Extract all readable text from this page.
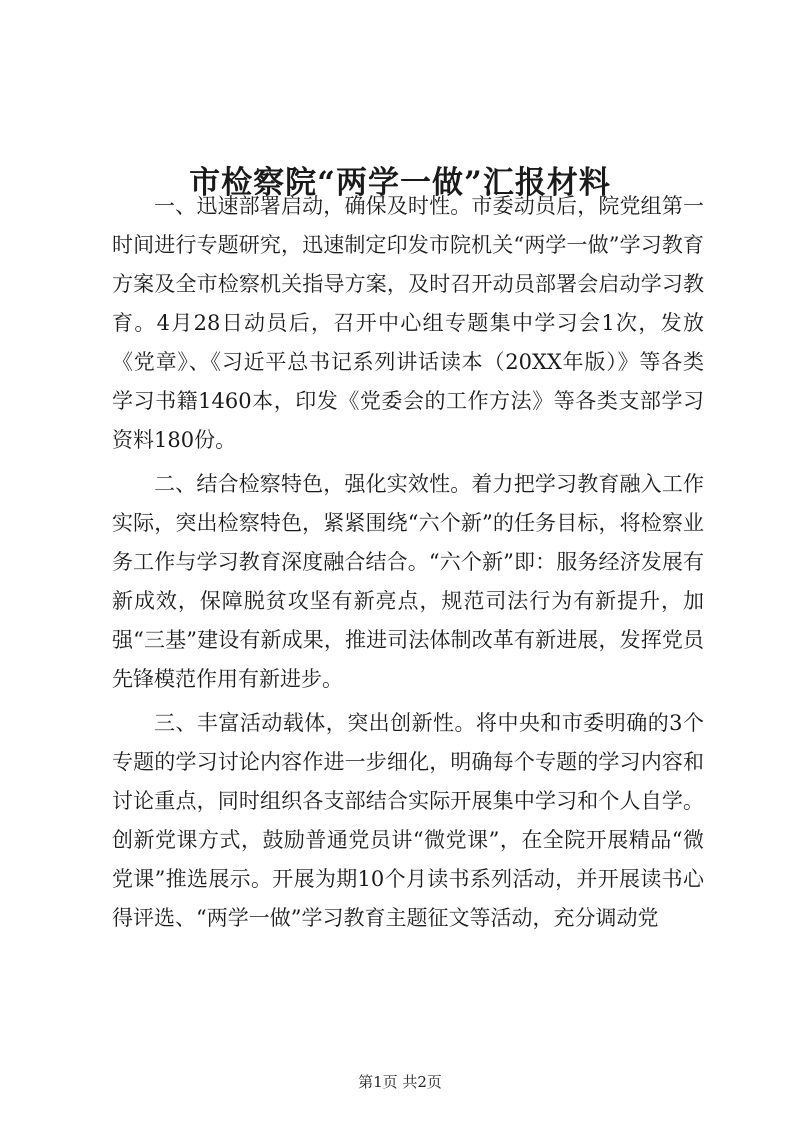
市检察院“两学一做”汇报材料

一、迅速部署启动，确保及时性。市委动员后，院党组第一时间进行专题研究，迅速制定印发市院机关“两学一做”学习教育方案及全市检察机关指导方案，及时召开动员部署会启动学习教育。4月28日动员后，召开中心组专题集中学习会1次，发放《党章》、《习近平总书记系列讲话读本（20XX年版）》等各类学习书籍1460本，印发《党委会的工作方法》等各类支部学习资料180份。

二、结合检察特色，强化实效性。着力把学习教育融入工作实际，突出检察特色，紧紧围绕“六个新”的任务目标，将检察业务工作与学习教育深度融合结合。“六个新”即：服务经济发展有新成效，保障脱贫攻坚有新亮点，规范司法行为有新提升，加强“三基”建设有新成果，推进司法体制改革有新进展，发挥党员先锋模范作用有新进步。

三、丰富活动载体，突出创新性。将中央和市委明确的3个专题的学习讨论内容作进一步细化，明确每个专题的学习内容和讨论重点，同时组织各支部结合实际开展集中学习和个人自学。创新党课方式，鼓励普通党员讲“微党课”，在全院开展精品“微党课”推选展示。开展为期10个月读书系列活动，并开展读书心得评选、“两学一做”学习教育主题征文等活动，充分调动党

第1页 共2页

------------------------------

> **The exercise**
Do not include the images; transcribe the rest of the listing exactly.

> **The reply**
Extract all readable text from this page.
市检察院“两学一做”汇报材料

一、迅速部署启动，确保及时性。市委动员后，院党组第一时间进行专题研究，迅速制定印发市院机关“两学一做”学习教育方案及全市检察机关指导方案，及时召开动员部署会启动学习教育。4月28日动员后，召开中心组专题集中学习会1次，发放《党章》、《习近平总书记系列讲话读本（20XX年版）》等各类学习书籍1460本，印发《党委会的工作方法》等各类支部学习资料180份。

二、结合检察特色，强化实效性。着力把学习教育融入工作实际，突出检察特色，紧紧围绕“六个新”的任务目标，将检察业务工作与学习教育深度融合结合。“六个新”即：服务经济发展有新成效，保障脱贫攻坚有新亮点，规范司法行为有新提升，加强“三基”建设有新成果，推进司法体制改革有新进展，发挥党员先锋模范作用有新进步。

三、丰富活动载体，突出创新性。将中央和市委明确的3个专题的学习讨论内容作进一步细化，明确每个专题的学习内容和讨论重点，同时组织各支部结合实际开展集中学习和个人自学。创新党课方式，鼓励普通党员讲“微党课”，在全院开展精品“微党课”推选展示。开展为期10个月读书系列活动，并开展读书心得评选、“两学一做”学习教育主题征文等活动，充分调动党

第1页 共2页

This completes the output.